Omit all images. Transcribe the rest of the material below exactly.

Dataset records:
— begin —
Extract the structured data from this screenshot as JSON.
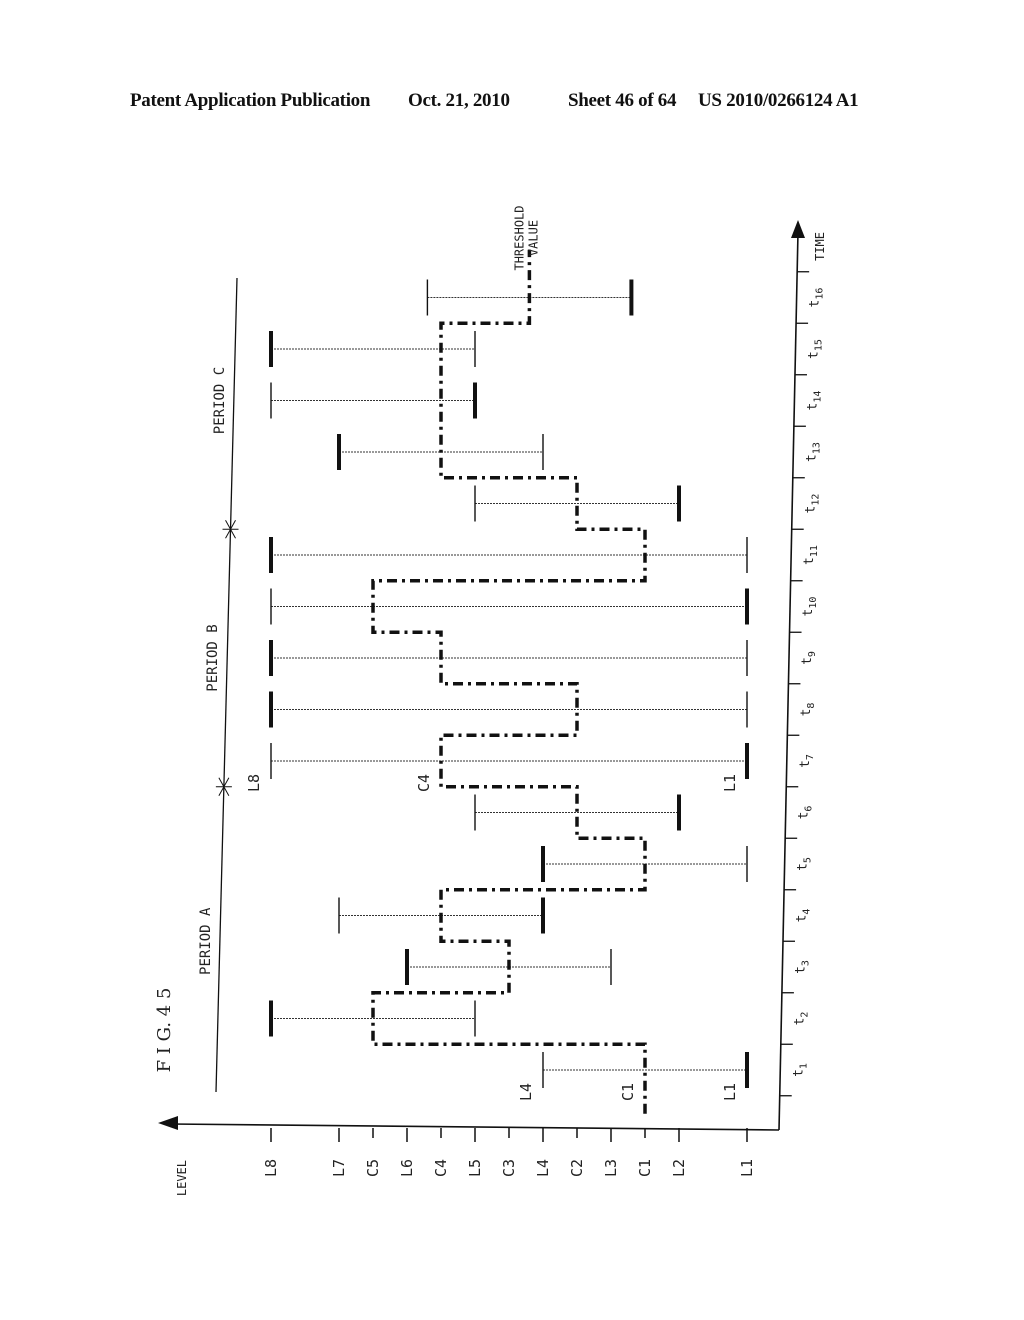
{
  "header": {
    "left": "Patent Application Publication",
    "date": "Oct. 21, 2010",
    "sheet": "Sheet 46 of 64",
    "number": "US 2010/0266124 A1"
  },
  "figure": {
    "title": "F I G. 4 5",
    "level_axis_label": "LEVEL",
    "time_axis_label": "TIME",
    "threshold_label_line1": "THRESHOLD",
    "threshold_label_line2": "VALUE",
    "periods": [
      {
        "label": "PERIOD A",
        "from_slot": 1,
        "to_slot": 6
      },
      {
        "label": "PERIOD B",
        "from_slot": 7,
        "to_slot": 11
      },
      {
        "label": "PERIOD C",
        "from_slot": 12,
        "to_slot": 16
      }
    ],
    "annotations": [
      {
        "text": "L4",
        "slot": 1,
        "level": 3.0,
        "side": "left"
      },
      {
        "text": "C1",
        "slot": 1,
        "level": 1.5,
        "side": "left"
      },
      {
        "text": "L1",
        "slot": 1,
        "level": 0.0,
        "side": "left"
      },
      {
        "text": "L8",
        "slot": 7,
        "level": 7.0,
        "side": "left"
      },
      {
        "text": "C4",
        "slot": 7,
        "level": 4.5,
        "side": "left"
      },
      {
        "text": "L1",
        "slot": 7,
        "level": 0.0,
        "side": "left"
      }
    ]
  },
  "chart_data": {
    "type": "step-range",
    "title": "F I G. 4 5",
    "xlabel": "LEVEL",
    "ylabel": "TIME",
    "orientation": "rotated 90deg counter-clockwise (level axis horizontal, increasing to the left; time axis vertical, increasing upward)",
    "level_ticks": [
      {
        "label": "L1",
        "value": 0.0
      },
      {
        "label": "L2",
        "value": 1.0
      },
      {
        "label": "C1",
        "value": 1.5
      },
      {
        "label": "L3",
        "value": 2.0
      },
      {
        "label": "C2",
        "value": 2.5
      },
      {
        "label": "L4",
        "value": 3.0
      },
      {
        "label": "C3",
        "value": 3.5
      },
      {
        "label": "L5",
        "value": 4.0
      },
      {
        "label": "C4",
        "value": 4.5
      },
      {
        "label": "L6",
        "value": 5.0
      },
      {
        "label": "C5",
        "value": 5.5
      },
      {
        "label": "L7",
        "value": 6.0
      },
      {
        "label": "L8",
        "value": 7.0
      }
    ],
    "time_ticks": [
      "t1",
      "t2",
      "t3",
      "t4",
      "t5",
      "t6",
      "t7",
      "t8",
      "t9",
      "t10",
      "t11",
      "t12",
      "t13",
      "t14",
      "t15",
      "t16"
    ],
    "series": [
      {
        "name": "level range",
        "ranges": [
          {
            "t": "t1",
            "high": 3.0,
            "low": 0.0,
            "thick_end": "low"
          },
          {
            "t": "t2",
            "high": 7.0,
            "low": 4.0,
            "thick_end": "high"
          },
          {
            "t": "t3",
            "high": 5.0,
            "low": 2.0,
            "thick_end": "high"
          },
          {
            "t": "t4",
            "high": 6.0,
            "low": 3.0,
            "thick_end": "low"
          },
          {
            "t": "t5",
            "high": 3.0,
            "low": 0.0,
            "thick_end": "high"
          },
          {
            "t": "t6",
            "high": 4.0,
            "low": 1.0,
            "thick_end": "low"
          },
          {
            "t": "t7",
            "high": 7.0,
            "low": 0.0,
            "thick_end": "low"
          },
          {
            "t": "t8",
            "high": 7.0,
            "low": 0.0,
            "thick_end": "high"
          },
          {
            "t": "t9",
            "high": 7.0,
            "low": 0.0,
            "thick_end": "high"
          },
          {
            "t": "t10",
            "high": 7.0,
            "low": 0.0,
            "thick_end": "low"
          },
          {
            "t": "t11",
            "high": 7.0,
            "low": 0.0,
            "thick_end": "high"
          },
          {
            "t": "t12",
            "high": 4.0,
            "low": 1.0,
            "thick_end": "low"
          },
          {
            "t": "t13",
            "high": 6.0,
            "low": 3.0,
            "thick_end": "high"
          },
          {
            "t": "t14",
            "high": 7.0,
            "low": 4.0,
            "thick_end": "low"
          },
          {
            "t": "t15",
            "high": 7.0,
            "low": 4.0,
            "thick_end": "high"
          },
          {
            "t": "t16",
            "high": 4.7,
            "low": 1.7,
            "thick_end": "low"
          }
        ]
      },
      {
        "name": "threshold value (dash-dot step)",
        "values": [
          1.5,
          5.5,
          3.5,
          4.5,
          1.5,
          2.5,
          4.5,
          2.5,
          4.5,
          5.5,
          1.5,
          2.5,
          4.5,
          4.5,
          4.5,
          3.2
        ]
      }
    ]
  }
}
— end —
## WRITTEN ANSWER
Extract the structured data from this screenshot as JSON.
{
  "header": {
    "left": "Patent Application Publication",
    "date": "Oct. 21, 2010",
    "sheet": "Sheet 46 of 64",
    "number": "US 2010/0266124 A1"
  },
  "figure": {
    "title": "F I G. 4 5",
    "level_axis_label": "LEVEL",
    "time_axis_label": "TIME",
    "threshold_label_line1": "THRESHOLD",
    "threshold_label_line2": "VALUE",
    "periods": [
      {
        "label": "PERIOD A",
        "from_slot": 1,
        "to_slot": 6
      },
      {
        "label": "PERIOD B",
        "from_slot": 7,
        "to_slot": 11
      },
      {
        "label": "PERIOD C",
        "from_slot": 12,
        "to_slot": 16
      }
    ],
    "annotations": [
      {
        "text": "L4",
        "slot": 1,
        "level": 3.0,
        "side": "left"
      },
      {
        "text": "C1",
        "slot": 1,
        "level": 1.5,
        "side": "left"
      },
      {
        "text": "L1",
        "slot": 1,
        "level": 0.0,
        "side": "left"
      },
      {
        "text": "L8",
        "slot": 7,
        "level": 7.0,
        "side": "left"
      },
      {
        "text": "C4",
        "slot": 7,
        "level": 4.5,
        "side": "left"
      },
      {
        "text": "L1",
        "slot": 7,
        "level": 0.0,
        "side": "left"
      }
    ]
  },
  "chart_data": {
    "type": "step-range",
    "title": "F I G. 4 5",
    "xlabel": "LEVEL",
    "ylabel": "TIME",
    "orientation": "rotated 90deg counter-clockwise (level axis horizontal, increasing to the left; time axis vertical, increasing upward)",
    "level_ticks": [
      {
        "label": "L1",
        "value": 0.0
      },
      {
        "label": "L2",
        "value": 1.0
      },
      {
        "label": "C1",
        "value": 1.5
      },
      {
        "label": "L3",
        "value": 2.0
      },
      {
        "label": "C2",
        "value": 2.5
      },
      {
        "label": "L4",
        "value": 3.0
      },
      {
        "label": "C3",
        "value": 3.5
      },
      {
        "label": "L5",
        "value": 4.0
      },
      {
        "label": "C4",
        "value": 4.5
      },
      {
        "label": "L6",
        "value": 5.0
      },
      {
        "label": "C5",
        "value": 5.5
      },
      {
        "label": "L7",
        "value": 6.0
      },
      {
        "label": "L8",
        "value": 7.0
      }
    ],
    "time_ticks": [
      "t1",
      "t2",
      "t3",
      "t4",
      "t5",
      "t6",
      "t7",
      "t8",
      "t9",
      "t10",
      "t11",
      "t12",
      "t13",
      "t14",
      "t15",
      "t16"
    ],
    "series": [
      {
        "name": "level range",
        "ranges": [
          {
            "t": "t1",
            "high": 3.0,
            "low": 0.0,
            "thick_end": "low"
          },
          {
            "t": "t2",
            "high": 7.0,
            "low": 4.0,
            "thick_end": "high"
          },
          {
            "t": "t3",
            "high": 5.0,
            "low": 2.0,
            "thick_end": "high"
          },
          {
            "t": "t4",
            "high": 6.0,
            "low": 3.0,
            "thick_end": "low"
          },
          {
            "t": "t5",
            "high": 3.0,
            "low": 0.0,
            "thick_end": "high"
          },
          {
            "t": "t6",
            "high": 4.0,
            "low": 1.0,
            "thick_end": "low"
          },
          {
            "t": "t7",
            "high": 7.0,
            "low": 0.0,
            "thick_end": "low"
          },
          {
            "t": "t8",
            "high": 7.0,
            "low": 0.0,
            "thick_end": "high"
          },
          {
            "t": "t9",
            "high": 7.0,
            "low": 0.0,
            "thick_end": "high"
          },
          {
            "t": "t10",
            "high": 7.0,
            "low": 0.0,
            "thick_end": "low"
          },
          {
            "t": "t11",
            "high": 7.0,
            "low": 0.0,
            "thick_end": "high"
          },
          {
            "t": "t12",
            "high": 4.0,
            "low": 1.0,
            "thick_end": "low"
          },
          {
            "t": "t13",
            "high": 6.0,
            "low": 3.0,
            "thick_end": "high"
          },
          {
            "t": "t14",
            "high": 7.0,
            "low": 4.0,
            "thick_end": "low"
          },
          {
            "t": "t15",
            "high": 7.0,
            "low": 4.0,
            "thick_end": "high"
          },
          {
            "t": "t16",
            "high": 4.7,
            "low": 1.7,
            "thick_end": "low"
          }
        ]
      },
      {
        "name": "threshold value (dash-dot step)",
        "values": [
          1.5,
          5.5,
          3.5,
          4.5,
          1.5,
          2.5,
          4.5,
          2.5,
          4.5,
          5.5,
          1.5,
          2.5,
          4.5,
          4.5,
          4.5,
          3.2
        ]
      }
    ]
  }
}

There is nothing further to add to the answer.